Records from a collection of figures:
^^^^

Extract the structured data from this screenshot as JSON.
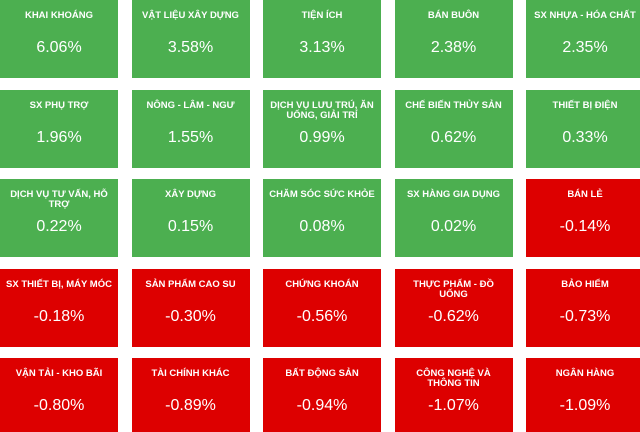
{
  "chart_data": {
    "type": "tiles",
    "categories": [
      "KHAI KHOÁNG",
      "VẬT LIỆU XÂY DỰNG",
      "TIỆN ÍCH",
      "BÁN BUÔN",
      "SX NHỰA - HÓA CHẤT",
      "SX PHỤ TRỢ",
      "NÔNG - LÂM - NGƯ",
      "DỊCH VỤ LƯU TRÚ, ĂN UỐNG, GIẢI TRÍ",
      "CHẾ BIẾN THỦY SẢN",
      "THIẾT BỊ ĐIỆN",
      "DỊCH VỤ TƯ VẤN, HỖ TRỢ",
      "XÂY DỰNG",
      "CHĂM SÓC SỨC KHỎE",
      "SX HÀNG GIA DỤNG",
      "BÁN LẺ",
      "SX THIẾT BỊ, MÁY MÓC",
      "SẢN PHẨM CAO SU",
      "CHỨNG KHOÁN",
      "THỰC PHẨM - ĐỒ UỐNG",
      "BẢO HIỂM",
      "VẬN TẢI - KHO BÃI",
      "TÀI CHÍNH KHÁC",
      "BẤT ĐỘNG SẢN",
      "CÔNG NGHỆ VÀ THÔNG TIN",
      "NGÂN HÀNG"
    ],
    "values": [
      6.06,
      3.58,
      3.13,
      2.38,
      2.35,
      1.96,
      1.55,
      0.99,
      0.62,
      0.33,
      0.22,
      0.15,
      0.08,
      0.02,
      -0.14,
      -0.18,
      -0.3,
      -0.56,
      -0.62,
      -0.73,
      -0.8,
      -0.89,
      -0.94,
      -1.07,
      -1.09
    ],
    "value_labels": [
      "6.06%",
      "3.58%",
      "3.13%",
      "2.38%",
      "2.35%",
      "1.96%",
      "1.55%",
      "0.99%",
      "0.62%",
      "0.33%",
      "0.22%",
      "0.15%",
      "0.08%",
      "0.02%",
      "-0.14%",
      "-0.18%",
      "-0.30%",
      "-0.56%",
      "-0.62%",
      "-0.73%",
      "-0.80%",
      "-0.89%",
      "-0.94%",
      "-1.07%",
      "-1.09%"
    ],
    "positive_color": "#4caf50",
    "negative_color": "#dd0000"
  }
}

^^^^

● **Task instructions**: Pick every line with "DỊCH" in it and copy it.

● **The result**:
      "DỊCH VỤ LƯU TRÚ, ĂN UỐNG, GIẢI TRÍ",
      "DỊCH VỤ TƯ VẤN, HỖ TRỢ",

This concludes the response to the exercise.